Stated goal → The data below should be printed in full, exactly, and without any of its images.

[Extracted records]
==========
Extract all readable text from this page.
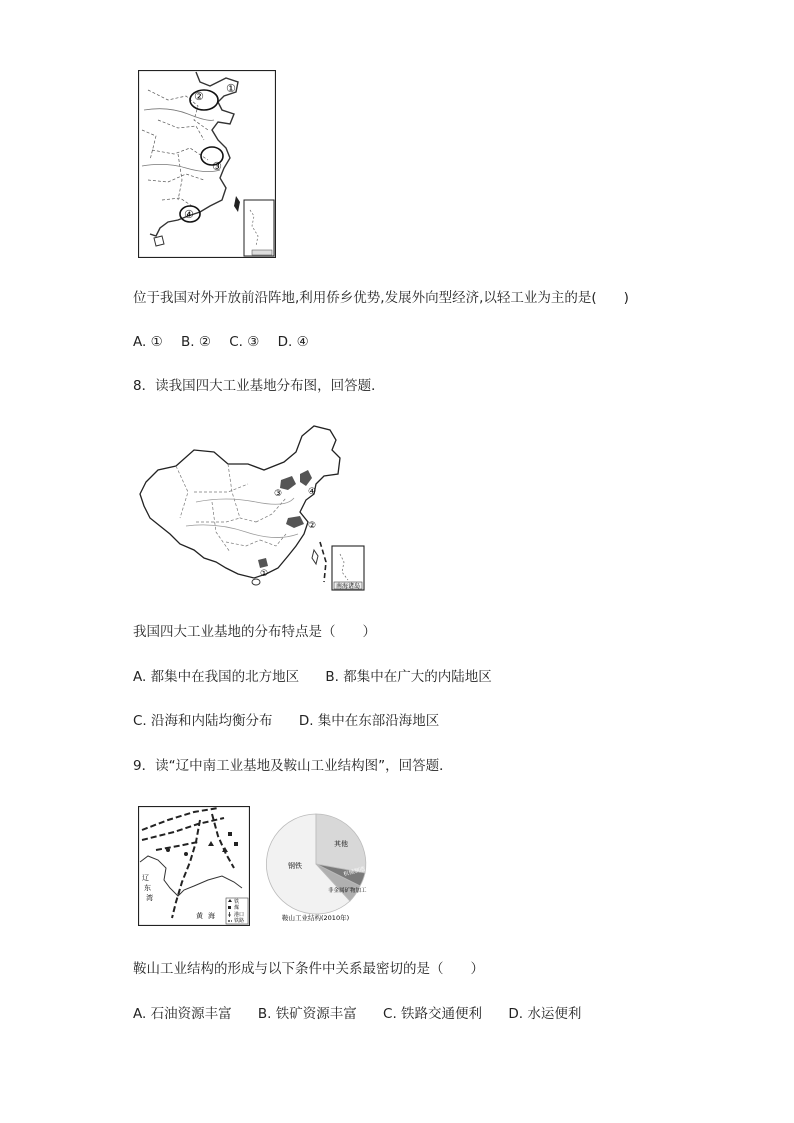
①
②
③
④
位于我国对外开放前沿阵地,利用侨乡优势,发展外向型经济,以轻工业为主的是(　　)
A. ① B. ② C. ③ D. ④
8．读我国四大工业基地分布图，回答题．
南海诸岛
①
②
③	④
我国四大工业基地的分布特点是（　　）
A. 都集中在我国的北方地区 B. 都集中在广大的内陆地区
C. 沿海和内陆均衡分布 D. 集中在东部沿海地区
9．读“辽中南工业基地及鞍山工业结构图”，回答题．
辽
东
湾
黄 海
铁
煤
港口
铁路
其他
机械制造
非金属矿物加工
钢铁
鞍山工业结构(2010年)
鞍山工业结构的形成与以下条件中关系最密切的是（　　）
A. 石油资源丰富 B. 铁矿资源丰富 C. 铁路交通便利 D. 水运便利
==========
Output for this task →
Extract all readable text from this page.
①
②
③
④
位于我国对外开放前沿阵地,利用侨乡优势,发展外向型经济,以轻工业为主的是(　　)
A. ① B. ② C. ③ D. ④
8．读我国四大工业基地分布图，回答题．
南海诸岛
①
②
③	④
我国四大工业基地的分布特点是（　　）
A. 都集中在我国的北方地区 B. 都集中在广大的内陆地区
C. 沿海和内陆均衡分布 D. 集中在东部沿海地区
9．读“辽中南工业基地及鞍山工业结构图”，回答题．
辽
东
湾
黄 海
铁
煤
港口
铁路
其他
机械制造
非金属矿物加工
钢铁
鞍山工业结构(2010年)
鞍山工业结构的形成与以下条件中关系最密切的是（　　）
A. 石油资源丰富 B. 铁矿资源丰富 C. 铁路交通便利 D. 水运便利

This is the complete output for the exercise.